◆ WHAT IS BEING ASKED:
Show every line containing "duration" by copying it.

◆ RECORDS SHOWN:

——————————

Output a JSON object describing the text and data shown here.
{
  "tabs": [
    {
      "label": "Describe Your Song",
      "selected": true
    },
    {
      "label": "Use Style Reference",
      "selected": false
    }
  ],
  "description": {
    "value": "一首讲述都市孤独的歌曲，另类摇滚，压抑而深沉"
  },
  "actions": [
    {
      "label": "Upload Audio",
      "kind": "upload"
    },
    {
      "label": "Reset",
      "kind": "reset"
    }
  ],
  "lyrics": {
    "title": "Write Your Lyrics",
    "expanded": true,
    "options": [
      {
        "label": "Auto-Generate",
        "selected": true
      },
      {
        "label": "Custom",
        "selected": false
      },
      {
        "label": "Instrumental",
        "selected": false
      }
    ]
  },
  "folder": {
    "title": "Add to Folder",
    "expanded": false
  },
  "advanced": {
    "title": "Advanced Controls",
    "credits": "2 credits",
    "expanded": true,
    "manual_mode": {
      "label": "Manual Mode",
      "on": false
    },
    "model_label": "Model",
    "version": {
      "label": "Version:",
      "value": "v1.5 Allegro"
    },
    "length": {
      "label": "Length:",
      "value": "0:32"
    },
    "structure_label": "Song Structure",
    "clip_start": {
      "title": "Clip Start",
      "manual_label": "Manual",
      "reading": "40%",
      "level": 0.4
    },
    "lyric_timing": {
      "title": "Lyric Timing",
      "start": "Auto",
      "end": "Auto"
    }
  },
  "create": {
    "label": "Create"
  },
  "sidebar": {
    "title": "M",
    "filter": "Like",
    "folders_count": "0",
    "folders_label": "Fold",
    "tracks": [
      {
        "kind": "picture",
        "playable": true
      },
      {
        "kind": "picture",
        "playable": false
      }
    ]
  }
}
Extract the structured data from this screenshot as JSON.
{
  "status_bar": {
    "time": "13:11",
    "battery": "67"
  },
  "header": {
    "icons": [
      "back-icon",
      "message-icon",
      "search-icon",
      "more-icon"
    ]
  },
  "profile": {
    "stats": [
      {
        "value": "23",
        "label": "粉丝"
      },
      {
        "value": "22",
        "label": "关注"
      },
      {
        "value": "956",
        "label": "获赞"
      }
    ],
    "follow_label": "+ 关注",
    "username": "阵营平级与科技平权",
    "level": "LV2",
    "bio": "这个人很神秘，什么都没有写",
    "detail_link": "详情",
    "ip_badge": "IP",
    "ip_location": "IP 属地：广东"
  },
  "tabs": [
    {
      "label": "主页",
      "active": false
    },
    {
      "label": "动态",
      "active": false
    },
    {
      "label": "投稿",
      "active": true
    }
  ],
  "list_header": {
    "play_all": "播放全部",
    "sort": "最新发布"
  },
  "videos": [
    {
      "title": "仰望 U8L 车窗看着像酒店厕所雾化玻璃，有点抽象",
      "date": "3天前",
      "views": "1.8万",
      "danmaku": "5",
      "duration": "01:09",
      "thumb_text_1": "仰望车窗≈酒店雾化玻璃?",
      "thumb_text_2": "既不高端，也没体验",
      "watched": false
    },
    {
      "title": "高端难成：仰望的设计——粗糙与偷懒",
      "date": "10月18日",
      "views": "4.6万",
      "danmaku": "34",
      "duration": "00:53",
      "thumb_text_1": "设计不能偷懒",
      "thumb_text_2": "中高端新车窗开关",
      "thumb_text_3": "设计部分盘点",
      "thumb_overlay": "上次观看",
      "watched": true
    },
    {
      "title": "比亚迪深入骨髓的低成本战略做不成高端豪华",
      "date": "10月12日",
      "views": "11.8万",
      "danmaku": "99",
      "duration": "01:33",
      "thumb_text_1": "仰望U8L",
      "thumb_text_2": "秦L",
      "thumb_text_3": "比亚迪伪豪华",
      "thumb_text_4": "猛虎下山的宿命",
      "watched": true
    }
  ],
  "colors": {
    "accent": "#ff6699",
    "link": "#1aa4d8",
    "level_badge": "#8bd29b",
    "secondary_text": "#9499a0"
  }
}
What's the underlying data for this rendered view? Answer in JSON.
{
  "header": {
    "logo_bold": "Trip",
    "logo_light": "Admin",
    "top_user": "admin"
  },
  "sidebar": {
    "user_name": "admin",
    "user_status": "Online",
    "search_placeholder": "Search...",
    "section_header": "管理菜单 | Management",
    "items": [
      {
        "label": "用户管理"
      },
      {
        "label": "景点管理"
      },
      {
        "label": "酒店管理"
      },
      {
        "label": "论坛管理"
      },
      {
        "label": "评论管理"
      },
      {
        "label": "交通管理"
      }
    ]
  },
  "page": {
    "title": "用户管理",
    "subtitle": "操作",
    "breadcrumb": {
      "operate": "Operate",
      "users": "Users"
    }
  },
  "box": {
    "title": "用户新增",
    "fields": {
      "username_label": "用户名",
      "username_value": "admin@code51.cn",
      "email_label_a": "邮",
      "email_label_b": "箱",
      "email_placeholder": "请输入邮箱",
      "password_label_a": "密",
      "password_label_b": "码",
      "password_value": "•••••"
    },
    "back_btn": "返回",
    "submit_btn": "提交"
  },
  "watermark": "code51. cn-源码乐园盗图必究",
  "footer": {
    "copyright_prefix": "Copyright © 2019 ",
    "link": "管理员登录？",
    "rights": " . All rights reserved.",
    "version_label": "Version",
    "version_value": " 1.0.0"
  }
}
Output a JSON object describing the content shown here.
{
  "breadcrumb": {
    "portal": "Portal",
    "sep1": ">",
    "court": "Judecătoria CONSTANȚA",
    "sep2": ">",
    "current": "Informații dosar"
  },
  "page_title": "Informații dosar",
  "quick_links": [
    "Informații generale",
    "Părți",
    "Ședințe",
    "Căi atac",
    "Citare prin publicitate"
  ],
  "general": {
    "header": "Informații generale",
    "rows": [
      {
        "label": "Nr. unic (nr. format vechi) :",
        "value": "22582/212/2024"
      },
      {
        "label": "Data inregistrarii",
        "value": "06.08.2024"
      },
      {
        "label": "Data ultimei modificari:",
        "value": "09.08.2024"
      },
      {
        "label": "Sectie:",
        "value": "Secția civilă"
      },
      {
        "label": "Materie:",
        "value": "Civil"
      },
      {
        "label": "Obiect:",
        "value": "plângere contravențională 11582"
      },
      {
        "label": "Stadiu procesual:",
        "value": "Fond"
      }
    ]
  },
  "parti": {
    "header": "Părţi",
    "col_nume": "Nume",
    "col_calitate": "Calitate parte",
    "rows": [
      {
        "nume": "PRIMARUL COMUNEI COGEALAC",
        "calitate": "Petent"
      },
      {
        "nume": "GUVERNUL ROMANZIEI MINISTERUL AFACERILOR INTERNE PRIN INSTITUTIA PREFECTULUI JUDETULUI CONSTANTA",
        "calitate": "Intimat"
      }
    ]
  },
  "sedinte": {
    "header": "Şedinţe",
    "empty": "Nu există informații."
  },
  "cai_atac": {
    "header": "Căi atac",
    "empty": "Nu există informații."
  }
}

——————————

◆ ANSWER TO THE TASK:
      "duration": "01:09",
      "duration": "00:53",
      "duration": "01:33",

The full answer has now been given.